(begin)

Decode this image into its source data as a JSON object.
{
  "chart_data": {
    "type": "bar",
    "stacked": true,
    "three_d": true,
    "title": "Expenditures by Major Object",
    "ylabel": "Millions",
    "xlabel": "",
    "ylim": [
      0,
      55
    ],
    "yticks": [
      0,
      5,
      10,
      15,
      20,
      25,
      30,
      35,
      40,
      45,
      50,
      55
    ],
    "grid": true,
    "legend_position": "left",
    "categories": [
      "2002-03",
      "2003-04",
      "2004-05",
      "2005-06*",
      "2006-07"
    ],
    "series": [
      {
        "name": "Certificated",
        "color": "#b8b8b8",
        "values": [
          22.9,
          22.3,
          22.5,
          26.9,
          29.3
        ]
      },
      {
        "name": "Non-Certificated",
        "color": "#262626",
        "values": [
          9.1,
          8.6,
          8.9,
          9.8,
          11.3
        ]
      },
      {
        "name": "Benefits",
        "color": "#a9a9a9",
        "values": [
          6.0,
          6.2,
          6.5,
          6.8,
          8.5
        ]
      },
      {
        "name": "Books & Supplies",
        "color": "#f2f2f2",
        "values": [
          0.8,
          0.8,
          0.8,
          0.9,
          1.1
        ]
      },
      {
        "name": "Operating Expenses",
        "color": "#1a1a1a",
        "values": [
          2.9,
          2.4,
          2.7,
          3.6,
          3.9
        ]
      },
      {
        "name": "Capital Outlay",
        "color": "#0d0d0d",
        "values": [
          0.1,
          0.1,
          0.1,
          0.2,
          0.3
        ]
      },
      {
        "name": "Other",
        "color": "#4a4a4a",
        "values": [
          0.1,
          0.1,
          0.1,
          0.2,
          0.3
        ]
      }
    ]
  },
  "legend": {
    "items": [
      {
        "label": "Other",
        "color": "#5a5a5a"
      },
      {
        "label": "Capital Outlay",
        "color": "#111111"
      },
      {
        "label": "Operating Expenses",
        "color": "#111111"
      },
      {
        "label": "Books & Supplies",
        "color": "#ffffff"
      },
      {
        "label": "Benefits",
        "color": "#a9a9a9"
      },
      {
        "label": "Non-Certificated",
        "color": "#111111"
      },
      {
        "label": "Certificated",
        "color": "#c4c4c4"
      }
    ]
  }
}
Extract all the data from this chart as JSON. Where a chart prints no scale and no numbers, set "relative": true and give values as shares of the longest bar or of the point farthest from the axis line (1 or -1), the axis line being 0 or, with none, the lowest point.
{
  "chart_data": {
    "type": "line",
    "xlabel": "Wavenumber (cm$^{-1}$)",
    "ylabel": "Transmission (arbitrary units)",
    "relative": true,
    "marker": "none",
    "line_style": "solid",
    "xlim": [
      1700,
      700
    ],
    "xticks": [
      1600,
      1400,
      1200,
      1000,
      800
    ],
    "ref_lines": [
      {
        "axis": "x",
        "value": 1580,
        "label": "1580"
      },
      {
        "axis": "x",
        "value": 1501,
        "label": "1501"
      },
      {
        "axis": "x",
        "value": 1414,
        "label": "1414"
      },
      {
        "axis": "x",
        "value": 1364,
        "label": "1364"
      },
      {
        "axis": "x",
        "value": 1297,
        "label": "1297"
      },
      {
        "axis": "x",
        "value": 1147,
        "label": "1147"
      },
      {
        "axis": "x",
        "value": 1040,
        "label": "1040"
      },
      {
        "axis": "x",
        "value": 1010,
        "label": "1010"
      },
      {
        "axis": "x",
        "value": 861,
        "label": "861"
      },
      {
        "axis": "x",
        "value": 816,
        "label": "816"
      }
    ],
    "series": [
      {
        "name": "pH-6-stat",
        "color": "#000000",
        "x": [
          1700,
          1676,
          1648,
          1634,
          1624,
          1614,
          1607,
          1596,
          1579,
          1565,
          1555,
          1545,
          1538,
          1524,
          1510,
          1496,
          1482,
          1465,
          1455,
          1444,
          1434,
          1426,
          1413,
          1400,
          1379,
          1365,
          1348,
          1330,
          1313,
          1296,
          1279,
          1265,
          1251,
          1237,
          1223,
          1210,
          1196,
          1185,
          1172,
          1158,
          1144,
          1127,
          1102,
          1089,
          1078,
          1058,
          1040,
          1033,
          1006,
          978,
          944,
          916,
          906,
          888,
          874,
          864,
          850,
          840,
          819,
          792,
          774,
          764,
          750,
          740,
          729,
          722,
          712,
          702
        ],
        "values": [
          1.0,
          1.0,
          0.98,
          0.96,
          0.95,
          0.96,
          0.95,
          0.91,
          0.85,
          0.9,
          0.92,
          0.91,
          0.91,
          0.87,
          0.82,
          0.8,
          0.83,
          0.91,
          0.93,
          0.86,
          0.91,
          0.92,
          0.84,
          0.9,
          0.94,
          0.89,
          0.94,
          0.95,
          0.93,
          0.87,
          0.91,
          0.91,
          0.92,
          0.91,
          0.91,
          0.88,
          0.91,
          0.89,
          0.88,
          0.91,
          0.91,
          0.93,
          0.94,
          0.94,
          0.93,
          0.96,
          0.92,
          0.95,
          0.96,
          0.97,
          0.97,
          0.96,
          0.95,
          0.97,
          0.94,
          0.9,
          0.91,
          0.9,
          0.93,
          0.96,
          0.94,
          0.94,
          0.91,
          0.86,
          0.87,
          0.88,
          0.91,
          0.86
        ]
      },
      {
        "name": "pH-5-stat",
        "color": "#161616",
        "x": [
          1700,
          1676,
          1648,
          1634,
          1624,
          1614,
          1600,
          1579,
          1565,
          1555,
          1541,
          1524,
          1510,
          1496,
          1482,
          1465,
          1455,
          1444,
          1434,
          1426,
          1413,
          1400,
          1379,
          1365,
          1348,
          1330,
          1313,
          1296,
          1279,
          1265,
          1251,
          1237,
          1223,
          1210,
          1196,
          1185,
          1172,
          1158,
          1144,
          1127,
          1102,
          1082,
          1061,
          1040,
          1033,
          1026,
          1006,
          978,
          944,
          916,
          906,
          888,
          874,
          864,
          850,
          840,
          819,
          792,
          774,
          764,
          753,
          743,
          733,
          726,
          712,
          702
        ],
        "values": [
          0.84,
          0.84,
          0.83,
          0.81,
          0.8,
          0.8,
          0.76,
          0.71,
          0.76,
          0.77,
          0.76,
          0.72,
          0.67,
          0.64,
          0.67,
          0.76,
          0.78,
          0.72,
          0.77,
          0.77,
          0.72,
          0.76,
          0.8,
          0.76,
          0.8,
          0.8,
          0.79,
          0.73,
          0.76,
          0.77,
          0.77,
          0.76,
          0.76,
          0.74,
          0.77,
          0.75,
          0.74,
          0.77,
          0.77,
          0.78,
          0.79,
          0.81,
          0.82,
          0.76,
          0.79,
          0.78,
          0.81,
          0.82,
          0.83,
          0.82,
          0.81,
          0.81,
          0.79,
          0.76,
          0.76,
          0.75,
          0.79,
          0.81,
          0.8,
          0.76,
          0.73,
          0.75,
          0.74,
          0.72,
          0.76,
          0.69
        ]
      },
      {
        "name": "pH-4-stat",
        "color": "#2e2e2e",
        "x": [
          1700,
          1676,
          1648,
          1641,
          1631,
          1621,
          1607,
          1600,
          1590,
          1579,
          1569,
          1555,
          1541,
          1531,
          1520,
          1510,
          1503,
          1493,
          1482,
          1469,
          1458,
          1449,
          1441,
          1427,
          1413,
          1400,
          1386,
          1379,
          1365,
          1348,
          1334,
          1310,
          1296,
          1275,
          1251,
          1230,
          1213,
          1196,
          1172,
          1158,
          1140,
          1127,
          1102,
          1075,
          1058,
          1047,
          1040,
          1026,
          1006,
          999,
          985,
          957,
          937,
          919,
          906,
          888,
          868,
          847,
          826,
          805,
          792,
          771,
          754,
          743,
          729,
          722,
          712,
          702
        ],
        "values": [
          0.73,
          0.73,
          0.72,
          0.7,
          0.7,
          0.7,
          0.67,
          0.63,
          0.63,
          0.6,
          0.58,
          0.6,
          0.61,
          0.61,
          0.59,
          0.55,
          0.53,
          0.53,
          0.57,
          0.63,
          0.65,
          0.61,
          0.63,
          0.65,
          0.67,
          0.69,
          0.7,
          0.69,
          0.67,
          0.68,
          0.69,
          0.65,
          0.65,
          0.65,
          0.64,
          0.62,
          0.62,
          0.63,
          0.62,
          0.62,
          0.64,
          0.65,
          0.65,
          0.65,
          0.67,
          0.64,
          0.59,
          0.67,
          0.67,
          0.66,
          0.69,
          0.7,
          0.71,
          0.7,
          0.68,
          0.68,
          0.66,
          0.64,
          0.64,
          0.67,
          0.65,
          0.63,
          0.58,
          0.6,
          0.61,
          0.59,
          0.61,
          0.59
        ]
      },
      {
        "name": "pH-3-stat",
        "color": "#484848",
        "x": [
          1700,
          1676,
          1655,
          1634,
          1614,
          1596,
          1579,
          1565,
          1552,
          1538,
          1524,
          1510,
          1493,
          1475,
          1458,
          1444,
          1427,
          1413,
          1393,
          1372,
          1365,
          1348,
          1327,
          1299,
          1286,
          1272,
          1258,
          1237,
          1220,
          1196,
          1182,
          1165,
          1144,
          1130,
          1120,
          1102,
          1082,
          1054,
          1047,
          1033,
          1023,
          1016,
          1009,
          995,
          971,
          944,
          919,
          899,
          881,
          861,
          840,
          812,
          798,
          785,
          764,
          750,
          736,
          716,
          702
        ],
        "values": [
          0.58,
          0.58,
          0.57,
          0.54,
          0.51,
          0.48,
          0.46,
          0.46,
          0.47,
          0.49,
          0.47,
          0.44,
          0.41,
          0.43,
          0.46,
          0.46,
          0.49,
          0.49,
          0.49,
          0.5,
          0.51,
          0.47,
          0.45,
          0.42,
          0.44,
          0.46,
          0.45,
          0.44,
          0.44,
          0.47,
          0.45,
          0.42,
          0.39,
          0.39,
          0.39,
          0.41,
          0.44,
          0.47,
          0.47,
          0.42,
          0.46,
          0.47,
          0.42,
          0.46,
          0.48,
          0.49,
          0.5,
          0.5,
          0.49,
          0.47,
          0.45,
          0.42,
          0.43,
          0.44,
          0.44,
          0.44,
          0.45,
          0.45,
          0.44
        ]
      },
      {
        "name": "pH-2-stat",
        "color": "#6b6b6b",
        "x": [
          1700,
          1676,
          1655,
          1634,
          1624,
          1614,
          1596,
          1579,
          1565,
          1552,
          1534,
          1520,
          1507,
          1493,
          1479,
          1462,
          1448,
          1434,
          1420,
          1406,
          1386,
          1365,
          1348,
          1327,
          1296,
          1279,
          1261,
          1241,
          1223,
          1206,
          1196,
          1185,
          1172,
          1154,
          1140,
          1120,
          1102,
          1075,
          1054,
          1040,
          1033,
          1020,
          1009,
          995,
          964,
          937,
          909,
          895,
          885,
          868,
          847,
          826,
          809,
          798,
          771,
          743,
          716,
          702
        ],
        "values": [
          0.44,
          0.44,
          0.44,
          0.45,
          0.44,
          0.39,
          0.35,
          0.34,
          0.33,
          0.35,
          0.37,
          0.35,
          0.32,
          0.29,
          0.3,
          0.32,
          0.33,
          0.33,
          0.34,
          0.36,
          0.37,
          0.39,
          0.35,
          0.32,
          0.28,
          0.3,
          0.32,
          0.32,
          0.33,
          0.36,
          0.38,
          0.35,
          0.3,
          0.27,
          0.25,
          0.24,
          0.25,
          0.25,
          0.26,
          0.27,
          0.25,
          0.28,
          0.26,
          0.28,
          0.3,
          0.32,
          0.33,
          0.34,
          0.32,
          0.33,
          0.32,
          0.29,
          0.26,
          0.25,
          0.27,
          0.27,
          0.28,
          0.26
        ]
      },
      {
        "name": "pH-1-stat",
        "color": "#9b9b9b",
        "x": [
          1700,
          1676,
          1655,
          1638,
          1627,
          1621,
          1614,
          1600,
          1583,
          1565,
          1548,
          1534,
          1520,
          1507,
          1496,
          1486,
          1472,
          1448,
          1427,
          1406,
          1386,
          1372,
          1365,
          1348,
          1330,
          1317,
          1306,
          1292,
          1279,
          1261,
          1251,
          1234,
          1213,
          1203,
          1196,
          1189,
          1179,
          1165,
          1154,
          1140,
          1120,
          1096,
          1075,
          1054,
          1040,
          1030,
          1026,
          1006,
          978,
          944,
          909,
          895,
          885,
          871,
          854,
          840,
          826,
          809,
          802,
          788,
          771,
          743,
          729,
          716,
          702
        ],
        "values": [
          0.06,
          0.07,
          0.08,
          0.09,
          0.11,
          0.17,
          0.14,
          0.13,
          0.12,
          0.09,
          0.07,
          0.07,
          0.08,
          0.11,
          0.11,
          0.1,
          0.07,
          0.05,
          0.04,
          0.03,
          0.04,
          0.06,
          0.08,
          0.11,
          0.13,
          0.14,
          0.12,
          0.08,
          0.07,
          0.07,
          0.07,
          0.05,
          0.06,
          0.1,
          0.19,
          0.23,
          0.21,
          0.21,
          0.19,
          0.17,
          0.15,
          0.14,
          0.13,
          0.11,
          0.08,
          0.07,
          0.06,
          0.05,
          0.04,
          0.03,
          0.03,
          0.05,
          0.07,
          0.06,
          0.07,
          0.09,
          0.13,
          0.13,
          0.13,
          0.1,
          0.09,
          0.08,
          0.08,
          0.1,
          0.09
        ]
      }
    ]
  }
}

(end)

▸ **Your objective**
Write out every line of the preceding listing that contains "Expenses".

▸ **Worked answer**
        "name": "Operating Expenses",
        "label": "Operating Expenses",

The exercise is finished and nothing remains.